* **TASK TO COMPLETE**
Copy each line of the material below that includes the string "kals".

-- RECORDS PROVIDED start --

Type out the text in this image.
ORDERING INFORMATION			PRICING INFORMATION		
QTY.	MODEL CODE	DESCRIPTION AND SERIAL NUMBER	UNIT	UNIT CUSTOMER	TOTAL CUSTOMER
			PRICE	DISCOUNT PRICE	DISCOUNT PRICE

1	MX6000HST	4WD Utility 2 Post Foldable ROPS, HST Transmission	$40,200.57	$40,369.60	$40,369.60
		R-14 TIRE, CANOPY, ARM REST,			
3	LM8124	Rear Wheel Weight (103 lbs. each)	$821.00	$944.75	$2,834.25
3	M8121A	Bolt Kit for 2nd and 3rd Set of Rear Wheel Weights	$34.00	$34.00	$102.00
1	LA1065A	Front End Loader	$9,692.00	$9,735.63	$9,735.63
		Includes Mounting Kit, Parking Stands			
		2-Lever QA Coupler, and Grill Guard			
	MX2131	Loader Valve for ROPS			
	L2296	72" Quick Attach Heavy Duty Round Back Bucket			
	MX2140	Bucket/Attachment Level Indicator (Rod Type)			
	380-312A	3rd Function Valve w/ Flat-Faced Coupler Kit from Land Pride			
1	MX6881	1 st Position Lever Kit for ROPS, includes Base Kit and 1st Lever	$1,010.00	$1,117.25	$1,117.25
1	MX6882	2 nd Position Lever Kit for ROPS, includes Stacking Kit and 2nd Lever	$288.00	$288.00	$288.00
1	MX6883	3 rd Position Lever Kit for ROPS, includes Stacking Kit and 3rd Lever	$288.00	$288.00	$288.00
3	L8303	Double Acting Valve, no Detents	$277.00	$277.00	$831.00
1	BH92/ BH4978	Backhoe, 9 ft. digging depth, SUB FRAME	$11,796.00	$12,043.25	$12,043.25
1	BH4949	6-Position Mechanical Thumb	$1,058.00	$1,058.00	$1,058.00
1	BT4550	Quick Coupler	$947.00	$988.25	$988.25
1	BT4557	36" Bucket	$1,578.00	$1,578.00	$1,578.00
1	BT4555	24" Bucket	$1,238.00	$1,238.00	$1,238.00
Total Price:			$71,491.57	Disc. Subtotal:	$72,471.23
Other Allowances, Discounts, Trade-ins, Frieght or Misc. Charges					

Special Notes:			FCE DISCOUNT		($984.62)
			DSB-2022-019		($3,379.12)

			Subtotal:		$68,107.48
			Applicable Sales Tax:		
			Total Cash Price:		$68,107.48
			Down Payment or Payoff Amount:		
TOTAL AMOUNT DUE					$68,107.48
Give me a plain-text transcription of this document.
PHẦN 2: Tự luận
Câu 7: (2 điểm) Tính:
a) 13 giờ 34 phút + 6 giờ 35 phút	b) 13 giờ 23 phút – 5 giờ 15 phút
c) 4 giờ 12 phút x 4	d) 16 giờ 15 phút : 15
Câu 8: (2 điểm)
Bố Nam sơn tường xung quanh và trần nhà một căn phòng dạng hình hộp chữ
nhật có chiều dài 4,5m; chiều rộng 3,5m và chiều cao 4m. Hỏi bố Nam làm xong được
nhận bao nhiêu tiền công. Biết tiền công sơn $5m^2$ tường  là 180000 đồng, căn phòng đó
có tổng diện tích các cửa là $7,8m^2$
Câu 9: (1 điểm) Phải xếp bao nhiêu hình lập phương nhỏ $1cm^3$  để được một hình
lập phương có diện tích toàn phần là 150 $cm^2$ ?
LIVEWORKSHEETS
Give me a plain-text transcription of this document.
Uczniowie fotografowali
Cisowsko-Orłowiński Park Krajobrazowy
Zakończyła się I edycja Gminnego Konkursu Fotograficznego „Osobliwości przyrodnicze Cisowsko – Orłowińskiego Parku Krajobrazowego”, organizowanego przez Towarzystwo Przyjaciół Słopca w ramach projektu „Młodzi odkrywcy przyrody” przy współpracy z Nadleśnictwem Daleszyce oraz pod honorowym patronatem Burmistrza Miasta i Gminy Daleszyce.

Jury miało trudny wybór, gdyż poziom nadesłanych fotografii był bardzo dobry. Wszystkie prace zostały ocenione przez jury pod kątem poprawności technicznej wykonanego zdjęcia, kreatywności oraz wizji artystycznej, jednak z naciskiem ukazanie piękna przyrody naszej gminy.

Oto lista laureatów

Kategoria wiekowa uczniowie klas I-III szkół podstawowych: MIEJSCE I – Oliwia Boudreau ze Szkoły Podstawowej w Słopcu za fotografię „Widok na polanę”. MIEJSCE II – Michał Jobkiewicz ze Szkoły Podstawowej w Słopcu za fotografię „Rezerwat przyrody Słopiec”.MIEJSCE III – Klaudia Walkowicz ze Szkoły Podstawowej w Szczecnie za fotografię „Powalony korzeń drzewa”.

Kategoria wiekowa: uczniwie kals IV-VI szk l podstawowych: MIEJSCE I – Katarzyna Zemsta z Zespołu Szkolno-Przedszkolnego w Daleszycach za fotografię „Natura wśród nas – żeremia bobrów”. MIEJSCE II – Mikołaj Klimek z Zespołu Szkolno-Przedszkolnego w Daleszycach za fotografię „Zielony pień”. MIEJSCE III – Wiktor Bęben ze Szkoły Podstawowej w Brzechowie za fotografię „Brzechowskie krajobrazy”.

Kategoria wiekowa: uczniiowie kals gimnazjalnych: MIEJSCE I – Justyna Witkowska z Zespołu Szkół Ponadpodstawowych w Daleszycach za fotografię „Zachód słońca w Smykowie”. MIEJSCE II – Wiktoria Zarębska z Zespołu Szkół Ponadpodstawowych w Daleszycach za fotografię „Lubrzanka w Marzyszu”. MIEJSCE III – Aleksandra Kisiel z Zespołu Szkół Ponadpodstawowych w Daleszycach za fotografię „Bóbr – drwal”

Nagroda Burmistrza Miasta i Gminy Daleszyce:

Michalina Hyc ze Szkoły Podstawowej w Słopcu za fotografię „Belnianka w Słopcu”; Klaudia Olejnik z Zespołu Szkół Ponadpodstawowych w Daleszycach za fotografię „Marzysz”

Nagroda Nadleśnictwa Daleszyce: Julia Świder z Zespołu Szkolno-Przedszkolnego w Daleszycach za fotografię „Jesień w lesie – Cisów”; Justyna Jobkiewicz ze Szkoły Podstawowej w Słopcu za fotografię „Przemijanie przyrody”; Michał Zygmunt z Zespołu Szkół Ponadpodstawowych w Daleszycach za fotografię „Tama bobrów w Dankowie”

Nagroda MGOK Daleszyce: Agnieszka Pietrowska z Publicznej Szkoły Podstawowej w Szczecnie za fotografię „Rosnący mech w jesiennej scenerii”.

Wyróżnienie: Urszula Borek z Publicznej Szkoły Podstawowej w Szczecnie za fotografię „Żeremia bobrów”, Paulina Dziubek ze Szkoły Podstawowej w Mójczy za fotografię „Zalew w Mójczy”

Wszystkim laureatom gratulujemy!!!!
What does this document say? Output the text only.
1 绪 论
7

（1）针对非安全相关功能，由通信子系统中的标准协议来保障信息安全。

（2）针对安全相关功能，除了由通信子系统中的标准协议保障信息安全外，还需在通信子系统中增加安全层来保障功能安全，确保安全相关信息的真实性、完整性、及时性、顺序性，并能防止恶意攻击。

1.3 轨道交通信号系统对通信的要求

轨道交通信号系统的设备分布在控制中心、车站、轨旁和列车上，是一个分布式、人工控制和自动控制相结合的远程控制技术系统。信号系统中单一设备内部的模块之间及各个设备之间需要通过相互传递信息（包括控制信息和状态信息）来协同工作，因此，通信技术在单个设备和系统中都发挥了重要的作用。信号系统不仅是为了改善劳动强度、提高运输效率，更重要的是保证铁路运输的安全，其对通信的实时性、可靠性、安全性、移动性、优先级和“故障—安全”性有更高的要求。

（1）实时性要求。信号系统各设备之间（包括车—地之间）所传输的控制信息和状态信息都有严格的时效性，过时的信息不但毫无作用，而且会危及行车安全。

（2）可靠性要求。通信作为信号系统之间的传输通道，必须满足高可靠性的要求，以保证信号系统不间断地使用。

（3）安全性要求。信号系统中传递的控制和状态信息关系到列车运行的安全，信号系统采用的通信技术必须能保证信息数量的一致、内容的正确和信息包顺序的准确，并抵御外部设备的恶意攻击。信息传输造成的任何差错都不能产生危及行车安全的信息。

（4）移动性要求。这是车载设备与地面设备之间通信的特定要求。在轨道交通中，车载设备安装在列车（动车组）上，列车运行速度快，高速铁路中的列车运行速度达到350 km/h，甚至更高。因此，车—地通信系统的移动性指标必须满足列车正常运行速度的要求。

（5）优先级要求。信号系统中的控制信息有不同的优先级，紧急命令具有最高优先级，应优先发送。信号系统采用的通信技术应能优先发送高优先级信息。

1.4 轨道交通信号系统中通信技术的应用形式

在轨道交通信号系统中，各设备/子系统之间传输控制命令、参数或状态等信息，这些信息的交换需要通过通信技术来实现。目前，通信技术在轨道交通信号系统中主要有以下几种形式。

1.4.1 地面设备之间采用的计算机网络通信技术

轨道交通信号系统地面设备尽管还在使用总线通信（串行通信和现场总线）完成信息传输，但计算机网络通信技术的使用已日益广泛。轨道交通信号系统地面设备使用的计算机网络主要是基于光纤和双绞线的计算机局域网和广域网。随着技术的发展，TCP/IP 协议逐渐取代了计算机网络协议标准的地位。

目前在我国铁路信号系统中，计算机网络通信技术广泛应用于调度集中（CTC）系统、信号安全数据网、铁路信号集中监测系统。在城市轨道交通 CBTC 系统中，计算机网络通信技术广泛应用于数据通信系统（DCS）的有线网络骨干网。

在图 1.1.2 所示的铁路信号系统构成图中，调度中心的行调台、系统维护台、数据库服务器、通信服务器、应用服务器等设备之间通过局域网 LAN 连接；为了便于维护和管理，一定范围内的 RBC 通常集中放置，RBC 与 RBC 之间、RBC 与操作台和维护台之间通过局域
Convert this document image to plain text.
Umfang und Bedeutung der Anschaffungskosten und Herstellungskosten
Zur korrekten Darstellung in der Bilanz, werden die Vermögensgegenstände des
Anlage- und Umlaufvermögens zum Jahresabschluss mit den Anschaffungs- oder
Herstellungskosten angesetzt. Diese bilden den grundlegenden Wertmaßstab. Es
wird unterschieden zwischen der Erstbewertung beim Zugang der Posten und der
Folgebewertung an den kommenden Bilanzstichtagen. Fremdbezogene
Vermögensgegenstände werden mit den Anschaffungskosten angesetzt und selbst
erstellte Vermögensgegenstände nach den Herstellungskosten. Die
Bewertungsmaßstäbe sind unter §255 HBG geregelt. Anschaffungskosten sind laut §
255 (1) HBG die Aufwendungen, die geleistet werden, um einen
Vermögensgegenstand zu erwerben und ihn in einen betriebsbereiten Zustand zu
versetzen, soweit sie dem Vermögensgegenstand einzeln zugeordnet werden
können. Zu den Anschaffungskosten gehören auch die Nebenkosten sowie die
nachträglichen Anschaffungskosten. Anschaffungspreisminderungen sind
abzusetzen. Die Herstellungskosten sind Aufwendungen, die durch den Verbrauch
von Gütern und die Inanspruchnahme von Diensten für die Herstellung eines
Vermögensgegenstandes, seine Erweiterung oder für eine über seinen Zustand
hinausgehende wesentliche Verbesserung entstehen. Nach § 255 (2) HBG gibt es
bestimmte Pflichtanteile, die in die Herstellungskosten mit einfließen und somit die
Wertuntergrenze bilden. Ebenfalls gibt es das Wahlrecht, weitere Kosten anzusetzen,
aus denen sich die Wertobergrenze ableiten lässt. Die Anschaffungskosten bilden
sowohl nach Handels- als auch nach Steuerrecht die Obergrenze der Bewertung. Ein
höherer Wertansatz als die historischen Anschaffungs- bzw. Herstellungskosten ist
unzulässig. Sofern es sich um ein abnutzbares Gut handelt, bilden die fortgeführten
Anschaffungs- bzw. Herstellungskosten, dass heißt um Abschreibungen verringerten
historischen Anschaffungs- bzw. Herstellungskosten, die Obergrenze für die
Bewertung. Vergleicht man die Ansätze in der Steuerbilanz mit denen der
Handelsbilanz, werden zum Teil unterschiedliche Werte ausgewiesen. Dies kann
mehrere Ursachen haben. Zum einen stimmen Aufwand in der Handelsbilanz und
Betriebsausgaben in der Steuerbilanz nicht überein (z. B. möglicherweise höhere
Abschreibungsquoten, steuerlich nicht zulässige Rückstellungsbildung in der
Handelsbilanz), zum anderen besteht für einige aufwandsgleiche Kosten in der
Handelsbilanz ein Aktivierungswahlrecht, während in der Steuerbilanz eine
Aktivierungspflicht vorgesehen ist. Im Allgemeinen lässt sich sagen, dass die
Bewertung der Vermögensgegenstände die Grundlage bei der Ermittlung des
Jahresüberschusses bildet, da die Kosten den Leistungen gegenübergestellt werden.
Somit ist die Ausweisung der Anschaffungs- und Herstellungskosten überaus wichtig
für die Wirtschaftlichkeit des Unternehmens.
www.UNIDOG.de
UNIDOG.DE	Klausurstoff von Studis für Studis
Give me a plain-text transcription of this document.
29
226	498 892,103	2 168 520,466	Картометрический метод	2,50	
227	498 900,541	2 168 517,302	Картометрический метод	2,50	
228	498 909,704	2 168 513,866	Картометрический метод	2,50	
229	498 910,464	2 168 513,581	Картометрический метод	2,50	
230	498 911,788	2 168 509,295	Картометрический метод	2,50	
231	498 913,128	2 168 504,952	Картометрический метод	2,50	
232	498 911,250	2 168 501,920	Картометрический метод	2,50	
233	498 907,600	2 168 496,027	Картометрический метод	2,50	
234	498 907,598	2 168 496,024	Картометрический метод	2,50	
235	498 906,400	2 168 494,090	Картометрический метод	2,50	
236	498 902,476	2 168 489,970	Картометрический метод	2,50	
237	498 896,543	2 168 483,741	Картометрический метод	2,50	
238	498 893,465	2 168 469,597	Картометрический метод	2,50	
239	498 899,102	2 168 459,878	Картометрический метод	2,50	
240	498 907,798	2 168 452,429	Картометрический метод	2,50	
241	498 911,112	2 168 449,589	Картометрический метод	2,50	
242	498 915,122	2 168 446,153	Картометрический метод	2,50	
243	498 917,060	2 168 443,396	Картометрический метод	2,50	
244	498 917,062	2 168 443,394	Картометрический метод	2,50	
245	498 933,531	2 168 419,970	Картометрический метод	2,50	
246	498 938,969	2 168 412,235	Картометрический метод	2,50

-- RECORDS PROVIDED end --

* **FULL SOLUTION**
Kategoria wiekowa: uczniwie kals IV-VI szk l podstawowych: MIEJSCE I – Katarzyna Zemsta z Zespołu Szkolno-Przedszkolnego w Daleszycach za fotografię „Natura wśród nas – żeremia bobrów”. MIEJSCE II – Mikołaj Klimek z Zespołu Szkolno-Przedszkolnego w Daleszycach za fotografię „Zielony pień”. MIEJSCE III – Wiktor Bęben ze Szkoły Podstawowej w Brzechowie za fotografię „Brzechowskie krajobrazy”.
Kategoria wiekowa: uczniiowie kals gimnazjalnych: MIEJSCE I – Justyna Witkowska z Zespołu Szkół Ponadpodstawowych w Daleszycach za fotografię „Zachód słońca w Smykowie”. MIEJSCE II – Wiktoria Zarębska z Zespołu Szkół Ponadpodstawowych w Daleszycach za fotografię „Lubrzanka w Marzyszu”. MIEJSCE III – Aleksandra Kisiel z Zespołu Szkół Ponadpodstawowych w Daleszycach za fotografię „Bóbr – drwal”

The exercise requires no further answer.